- Goal
Answer with nothing except the number of lines that contain the word "here".

- Data section
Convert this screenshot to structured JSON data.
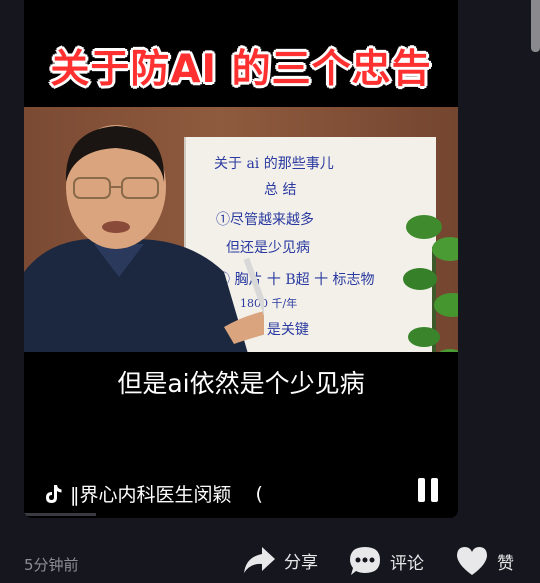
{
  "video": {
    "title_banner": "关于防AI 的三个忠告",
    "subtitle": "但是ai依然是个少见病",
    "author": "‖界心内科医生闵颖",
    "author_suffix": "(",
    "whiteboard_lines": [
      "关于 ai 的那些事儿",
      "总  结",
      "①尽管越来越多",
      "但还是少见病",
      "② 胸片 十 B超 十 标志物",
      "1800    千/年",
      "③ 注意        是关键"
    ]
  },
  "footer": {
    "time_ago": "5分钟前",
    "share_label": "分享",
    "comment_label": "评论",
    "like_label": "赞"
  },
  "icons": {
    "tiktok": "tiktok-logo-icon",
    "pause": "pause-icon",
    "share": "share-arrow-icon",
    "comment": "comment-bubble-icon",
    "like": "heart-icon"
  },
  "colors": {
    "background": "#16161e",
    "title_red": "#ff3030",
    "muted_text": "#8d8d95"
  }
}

==

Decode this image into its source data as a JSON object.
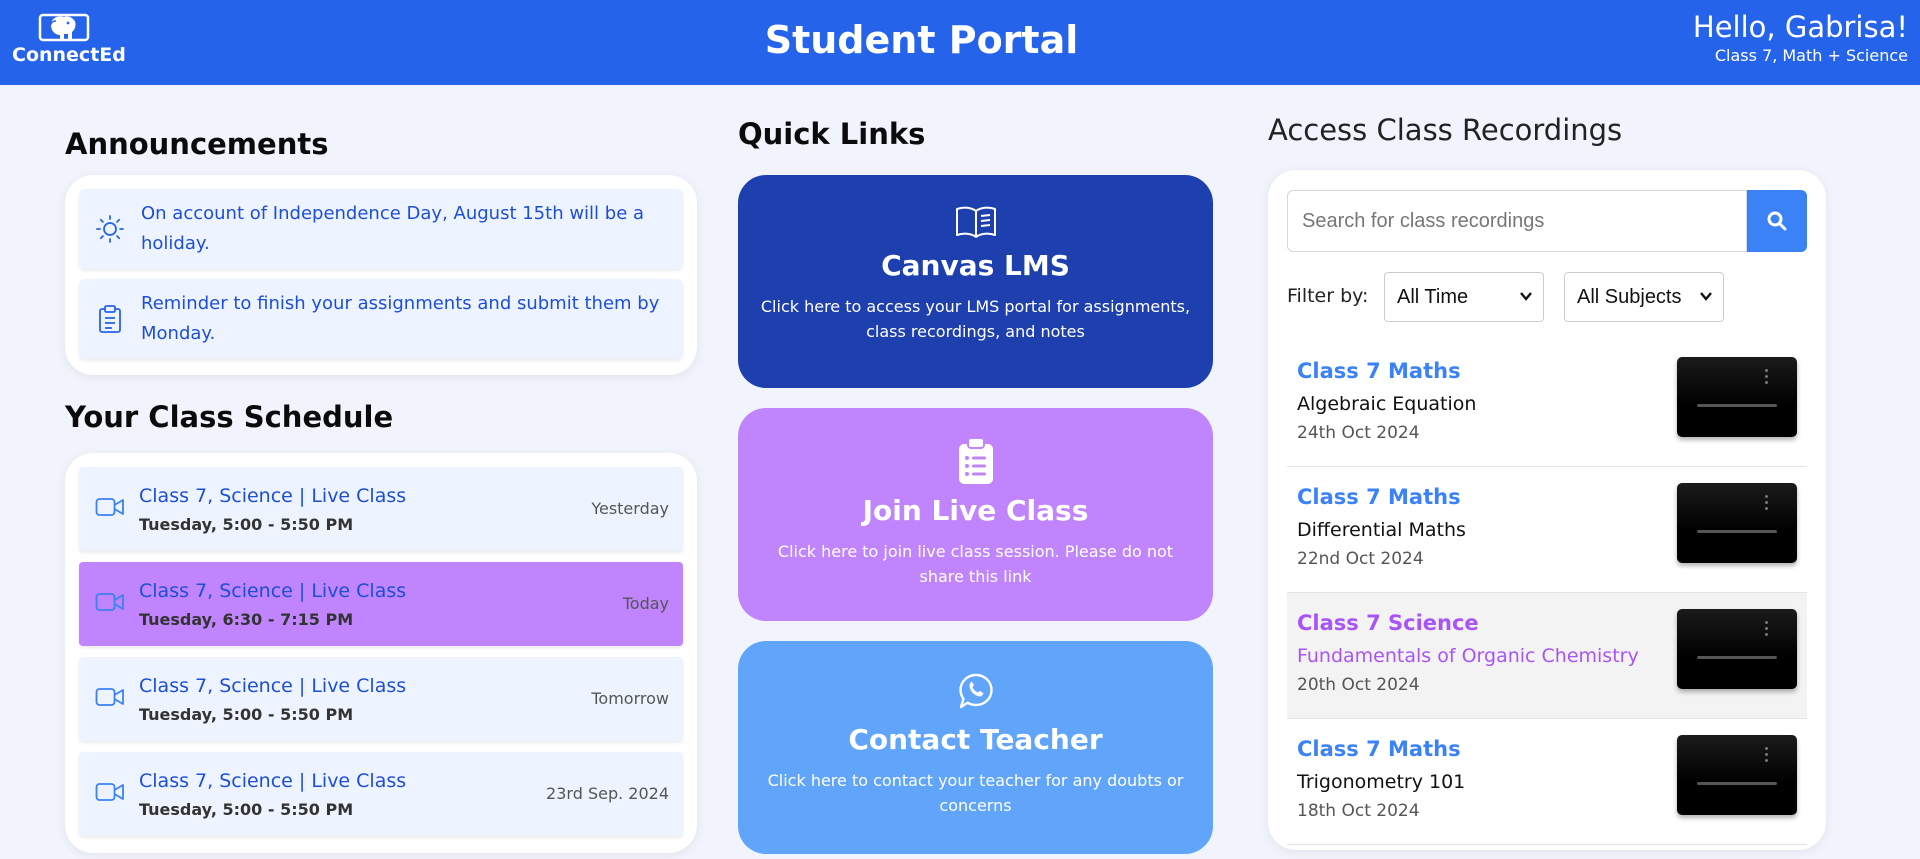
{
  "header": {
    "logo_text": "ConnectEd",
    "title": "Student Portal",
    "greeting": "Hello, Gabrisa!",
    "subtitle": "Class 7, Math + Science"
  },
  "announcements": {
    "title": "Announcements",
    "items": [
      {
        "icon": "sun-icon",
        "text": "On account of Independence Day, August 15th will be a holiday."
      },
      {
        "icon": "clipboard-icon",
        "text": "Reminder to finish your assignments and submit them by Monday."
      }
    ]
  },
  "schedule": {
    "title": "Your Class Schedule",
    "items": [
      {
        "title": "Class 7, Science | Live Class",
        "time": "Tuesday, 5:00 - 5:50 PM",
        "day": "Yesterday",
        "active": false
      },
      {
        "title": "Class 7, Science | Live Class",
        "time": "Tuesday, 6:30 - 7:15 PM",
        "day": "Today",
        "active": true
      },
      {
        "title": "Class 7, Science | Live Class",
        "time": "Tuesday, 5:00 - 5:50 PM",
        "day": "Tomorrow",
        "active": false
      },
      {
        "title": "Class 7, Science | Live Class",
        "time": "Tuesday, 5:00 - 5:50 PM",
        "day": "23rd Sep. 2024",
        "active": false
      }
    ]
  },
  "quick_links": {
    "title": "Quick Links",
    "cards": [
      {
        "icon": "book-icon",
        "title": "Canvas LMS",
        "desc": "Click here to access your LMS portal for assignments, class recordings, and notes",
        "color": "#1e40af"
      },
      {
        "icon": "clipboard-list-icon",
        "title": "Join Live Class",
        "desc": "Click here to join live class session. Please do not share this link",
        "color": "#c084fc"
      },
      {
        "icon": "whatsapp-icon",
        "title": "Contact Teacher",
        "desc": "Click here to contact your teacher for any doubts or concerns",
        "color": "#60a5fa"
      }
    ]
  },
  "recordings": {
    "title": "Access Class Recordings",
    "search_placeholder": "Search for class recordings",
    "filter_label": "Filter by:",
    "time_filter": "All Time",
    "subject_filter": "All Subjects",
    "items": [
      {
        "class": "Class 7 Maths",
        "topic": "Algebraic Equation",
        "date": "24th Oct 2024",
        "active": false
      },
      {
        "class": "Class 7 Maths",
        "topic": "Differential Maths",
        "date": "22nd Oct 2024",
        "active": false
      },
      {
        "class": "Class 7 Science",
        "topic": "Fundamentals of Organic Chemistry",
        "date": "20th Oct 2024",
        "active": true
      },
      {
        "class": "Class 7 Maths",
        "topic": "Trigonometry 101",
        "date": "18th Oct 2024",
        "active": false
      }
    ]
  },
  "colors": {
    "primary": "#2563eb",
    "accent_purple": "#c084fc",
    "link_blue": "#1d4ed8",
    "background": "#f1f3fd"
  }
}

- Result of this exercise
3